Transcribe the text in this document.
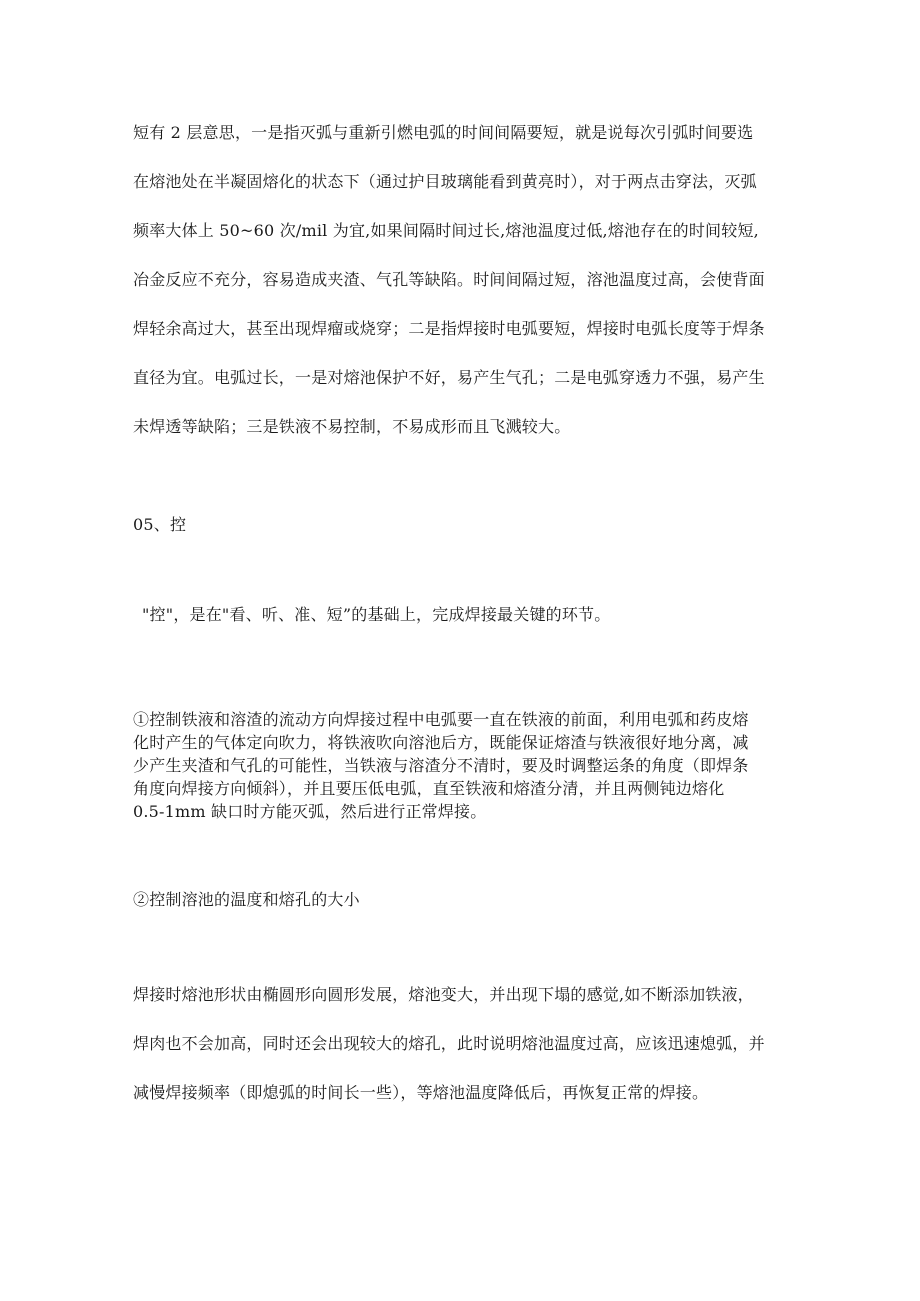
短有 2 层意思，一是指灭弧与重新引燃电弧的时间间隔要短，就是说每次引弧时间要选
在熔池处在半凝固熔化的状态下（通过护目玻璃能看到黄亮时），对于两点击穿法，灭弧
频率大体上 50~60 次/mil 为宜,如果间隔时间过长,熔池温度过低,熔池存在的时间较短,
冶金反应不充分，容易造成夹渣、气孔等缺陷。时间间隔过短，溶池温度过高，会使背面
焊轻余高过大，甚至出现焊瘤或烧穿；二是指焊接时电弧要短，焊接时电弧长度等于焊条
直径为宜。电弧过长，一是对熔池保护不好，易产生气孔；二是电弧穿透力不强，易产生
未焊透等缺陷；三是铁液不易控制，不易成形而且飞溅较大。
05、控
"控"，是在"看、听、准、短”的基础上，完成焊接最关键的环节。
①控制铁液和溶渣的流动方向焊接过程中电弧要一直在铁液的前面，利用电弧和药皮熔
化时产生的气体定向吹力，将铁液吹向溶池后方，既能保证熔渣与铁液很好地分离，减
少产生夹渣和气孔的可能性，当铁液与溶渣分不清时，要及时调整运条的角度（即焊条
角度向焊接方向倾斜），并且要压低电弧，直至铁液和熔渣分清，并且两侧钝边熔化
0.5-1mm 缺口时方能灭弧，然后进行正常焊接。
②控制溶池的温度和熔孔的大小
焊接时熔池形状由椭圆形向圆形发展，熔池变大，并出现下塌的感觉,如不断添加铁液，
焊肉也不会加高，同时还会出现较大的熔孔，此时说明熔池温度过高，应该迅速熄弧，并
减慢焊接频率（即熄弧的时间长一些），等熔池温度降低后，再恢复正常的焊接。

==*==

*Task to carry out:*
Write out all the entries word for word, but skip any images.

*Correct response:*
Transcribe the text in this document.
短有 2 层意思，一是指灭弧与重新引燃电弧的时间间隔要短，就是说每次引弧时间要选
在熔池处在半凝固熔化的状态下（通过护目玻璃能看到黄亮时），对于两点击穿法，灭弧
频率大体上 50~60 次/mil 为宜,如果间隔时间过长,熔池温度过低,熔池存在的时间较短,
冶金反应不充分，容易造成夹渣、气孔等缺陷。时间间隔过短，溶池温度过高，会使背面
焊轻余高过大，甚至出现焊瘤或烧穿；二是指焊接时电弧要短，焊接时电弧长度等于焊条
直径为宜。电弧过长，一是对熔池保护不好，易产生气孔；二是电弧穿透力不强，易产生
未焊透等缺陷；三是铁液不易控制，不易成形而且飞溅较大。
05、控
"控"，是在"看、听、准、短”的基础上，完成焊接最关键的环节。
①控制铁液和溶渣的流动方向焊接过程中电弧要一直在铁液的前面，利用电弧和药皮熔
化时产生的气体定向吹力，将铁液吹向溶池后方，既能保证熔渣与铁液很好地分离，减
少产生夹渣和气孔的可能性，当铁液与溶渣分不清时，要及时调整运条的角度（即焊条
角度向焊接方向倾斜），并且要压低电弧，直至铁液和熔渣分清，并且两侧钝边熔化
0.5-1mm 缺口时方能灭弧，然后进行正常焊接。
②控制溶池的温度和熔孔的大小
焊接时熔池形状由椭圆形向圆形发展，熔池变大，并出现下塌的感觉,如不断添加铁液，
焊肉也不会加高，同时还会出现较大的熔孔，此时说明熔池温度过高，应该迅速熄弧，并
减慢焊接频率（即熄弧的时间长一些），等熔池温度降低后，再恢复正常的焊接。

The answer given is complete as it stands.